- [The exercise]: Without the pictures, output the records below word for word.

Dataset records on visual material
[start]

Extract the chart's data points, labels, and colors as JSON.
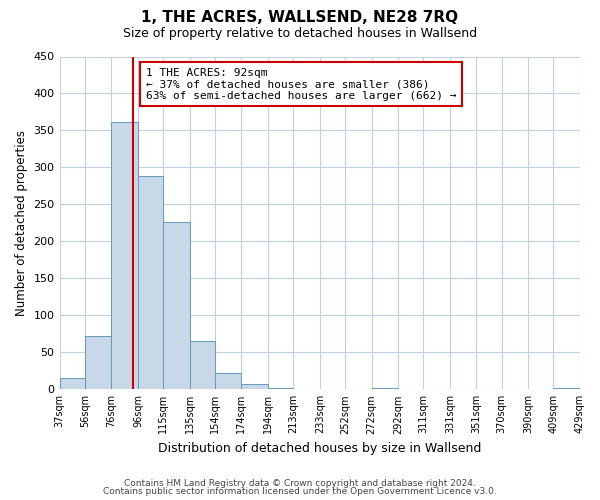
{
  "title": "1, THE ACRES, WALLSEND, NE28 7RQ",
  "subtitle": "Size of property relative to detached houses in Wallsend",
  "xlabel": "Distribution of detached houses by size in Wallsend",
  "ylabel": "Number of detached properties",
  "footnote1": "Contains HM Land Registry data © Crown copyright and database right 2024.",
  "footnote2": "Contains public sector information licensed under the Open Government Licence v3.0.",
  "bar_edges": [
    37,
    56,
    76,
    96,
    115,
    135,
    154,
    174,
    194,
    213,
    233,
    252,
    272,
    292,
    311,
    331,
    351,
    370,
    390,
    409,
    429
  ],
  "bar_heights": [
    15,
    72,
    362,
    288,
    226,
    65,
    22,
    7,
    2,
    0,
    0,
    0,
    2,
    0,
    0,
    0,
    0,
    0,
    0,
    2
  ],
  "bar_color": "#c8d8e8",
  "bar_edge_color": "#6699bb",
  "property_value": 92,
  "vline_color": "#cc0000",
  "annotation_text": "1 THE ACRES: 92sqm\n← 37% of detached houses are smaller (386)\n63% of semi-detached houses are larger (662) →",
  "annotation_box_edge": "#cc0000",
  "ylim": [
    0,
    450
  ],
  "yticks": [
    0,
    50,
    100,
    150,
    200,
    250,
    300,
    350,
    400,
    450
  ]
}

[end]

- [Complete output]:
Extract the chart's data points, labels, and colors as JSON.
{
  "title": "1, THE ACRES, WALLSEND, NE28 7RQ",
  "subtitle": "Size of property relative to detached houses in Wallsend",
  "xlabel": "Distribution of detached houses by size in Wallsend",
  "ylabel": "Number of detached properties",
  "footnote1": "Contains HM Land Registry data © Crown copyright and database right 2024.",
  "footnote2": "Contains public sector information licensed under the Open Government Licence v3.0.",
  "bar_edges": [
    37,
    56,
    76,
    96,
    115,
    135,
    154,
    174,
    194,
    213,
    233,
    252,
    272,
    292,
    311,
    331,
    351,
    370,
    390,
    409,
    429
  ],
  "bar_heights": [
    15,
    72,
    362,
    288,
    226,
    65,
    22,
    7,
    2,
    0,
    0,
    0,
    2,
    0,
    0,
    0,
    0,
    0,
    0,
    2
  ],
  "bar_color": "#c8d8e8",
  "bar_edge_color": "#6699bb",
  "property_value": 92,
  "vline_color": "#cc0000",
  "annotation_text": "1 THE ACRES: 92sqm\n← 37% of detached houses are smaller (386)\n63% of semi-detached houses are larger (662) →",
  "annotation_box_edge": "#cc0000",
  "ylim": [
    0,
    450
  ],
  "yticks": [
    0,
    50,
    100,
    150,
    200,
    250,
    300,
    350,
    400,
    450
  ]
}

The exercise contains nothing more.